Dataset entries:

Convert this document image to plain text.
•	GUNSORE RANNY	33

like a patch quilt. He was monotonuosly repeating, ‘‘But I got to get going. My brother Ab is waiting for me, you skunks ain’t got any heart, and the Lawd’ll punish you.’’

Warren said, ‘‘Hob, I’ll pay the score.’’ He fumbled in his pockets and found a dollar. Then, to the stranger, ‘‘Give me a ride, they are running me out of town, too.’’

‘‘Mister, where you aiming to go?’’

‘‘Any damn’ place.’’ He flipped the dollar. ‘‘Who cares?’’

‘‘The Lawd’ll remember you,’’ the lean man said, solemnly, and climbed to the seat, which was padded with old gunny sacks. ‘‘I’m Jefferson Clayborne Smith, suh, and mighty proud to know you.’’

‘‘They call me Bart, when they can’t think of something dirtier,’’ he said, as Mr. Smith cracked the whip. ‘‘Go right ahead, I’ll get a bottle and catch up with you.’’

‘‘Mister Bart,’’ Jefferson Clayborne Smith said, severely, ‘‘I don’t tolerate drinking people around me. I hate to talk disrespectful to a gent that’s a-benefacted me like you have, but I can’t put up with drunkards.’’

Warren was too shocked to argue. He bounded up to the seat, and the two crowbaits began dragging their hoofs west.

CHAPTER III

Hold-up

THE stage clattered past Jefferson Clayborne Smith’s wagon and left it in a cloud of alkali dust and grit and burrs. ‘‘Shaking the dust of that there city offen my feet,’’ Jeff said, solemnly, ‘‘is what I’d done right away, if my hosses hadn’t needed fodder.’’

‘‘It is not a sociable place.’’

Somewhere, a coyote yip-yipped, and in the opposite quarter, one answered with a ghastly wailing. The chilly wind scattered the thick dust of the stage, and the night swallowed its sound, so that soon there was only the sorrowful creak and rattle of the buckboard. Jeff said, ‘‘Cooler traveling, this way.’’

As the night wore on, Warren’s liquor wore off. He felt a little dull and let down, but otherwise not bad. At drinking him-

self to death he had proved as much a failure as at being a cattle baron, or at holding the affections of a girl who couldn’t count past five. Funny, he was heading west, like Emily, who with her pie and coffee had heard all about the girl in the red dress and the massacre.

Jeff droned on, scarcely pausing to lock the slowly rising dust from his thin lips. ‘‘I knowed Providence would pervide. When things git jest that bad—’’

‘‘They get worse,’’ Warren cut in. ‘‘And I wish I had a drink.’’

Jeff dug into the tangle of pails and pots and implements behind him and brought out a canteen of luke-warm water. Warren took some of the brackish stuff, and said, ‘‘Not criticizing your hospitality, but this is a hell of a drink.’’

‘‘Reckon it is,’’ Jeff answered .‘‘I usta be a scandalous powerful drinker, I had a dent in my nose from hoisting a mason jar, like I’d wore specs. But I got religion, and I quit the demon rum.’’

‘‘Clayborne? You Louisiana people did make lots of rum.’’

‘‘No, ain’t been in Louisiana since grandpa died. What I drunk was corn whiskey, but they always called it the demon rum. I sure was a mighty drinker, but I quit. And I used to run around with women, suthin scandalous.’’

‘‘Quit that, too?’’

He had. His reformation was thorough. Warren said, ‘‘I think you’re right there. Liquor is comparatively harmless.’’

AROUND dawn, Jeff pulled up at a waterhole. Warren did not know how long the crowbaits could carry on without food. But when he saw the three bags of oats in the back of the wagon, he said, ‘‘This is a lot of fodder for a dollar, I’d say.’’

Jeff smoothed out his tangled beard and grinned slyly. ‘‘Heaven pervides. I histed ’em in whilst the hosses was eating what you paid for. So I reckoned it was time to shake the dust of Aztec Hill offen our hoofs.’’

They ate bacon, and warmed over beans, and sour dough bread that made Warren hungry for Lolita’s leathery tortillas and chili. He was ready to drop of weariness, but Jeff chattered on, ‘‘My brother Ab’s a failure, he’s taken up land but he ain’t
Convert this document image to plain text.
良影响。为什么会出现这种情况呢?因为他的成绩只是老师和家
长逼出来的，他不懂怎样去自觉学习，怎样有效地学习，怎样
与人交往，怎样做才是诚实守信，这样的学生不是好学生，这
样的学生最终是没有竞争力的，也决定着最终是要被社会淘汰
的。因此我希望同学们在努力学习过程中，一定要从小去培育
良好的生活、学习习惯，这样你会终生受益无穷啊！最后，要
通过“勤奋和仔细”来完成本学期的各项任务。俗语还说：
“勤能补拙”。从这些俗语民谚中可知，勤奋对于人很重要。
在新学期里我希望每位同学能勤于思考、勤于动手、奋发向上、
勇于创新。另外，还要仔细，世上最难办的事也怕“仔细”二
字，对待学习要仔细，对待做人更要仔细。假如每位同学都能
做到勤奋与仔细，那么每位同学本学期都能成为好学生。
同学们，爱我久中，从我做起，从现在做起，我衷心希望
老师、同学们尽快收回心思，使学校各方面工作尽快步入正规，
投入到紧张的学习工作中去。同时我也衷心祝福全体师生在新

Goal of the exercise -
Write out every line of the preceding listing that contains "right".

Correct answer -
‘‘They call me Bart, when they can’t think of something dirtier,’’ he said, as Mr. Smith cracked the whip. ‘‘Go right ahead, I’ll get a bottle and catch up with you.’’
THE stage clattered past Jefferson Clayborne Smith’s wagon and left it in a cloud of alkali dust and grit and burrs. ‘‘Shaking the dust of that there city offen my feet,’’ Jeff said, solemnly, ‘‘is what I’d done right away, if my hosses hadn’t needed fodder.’’
He had. His reformation was thorough. Warren said, ‘‘I think you’re right there. Liquor is comparatively harmless.’’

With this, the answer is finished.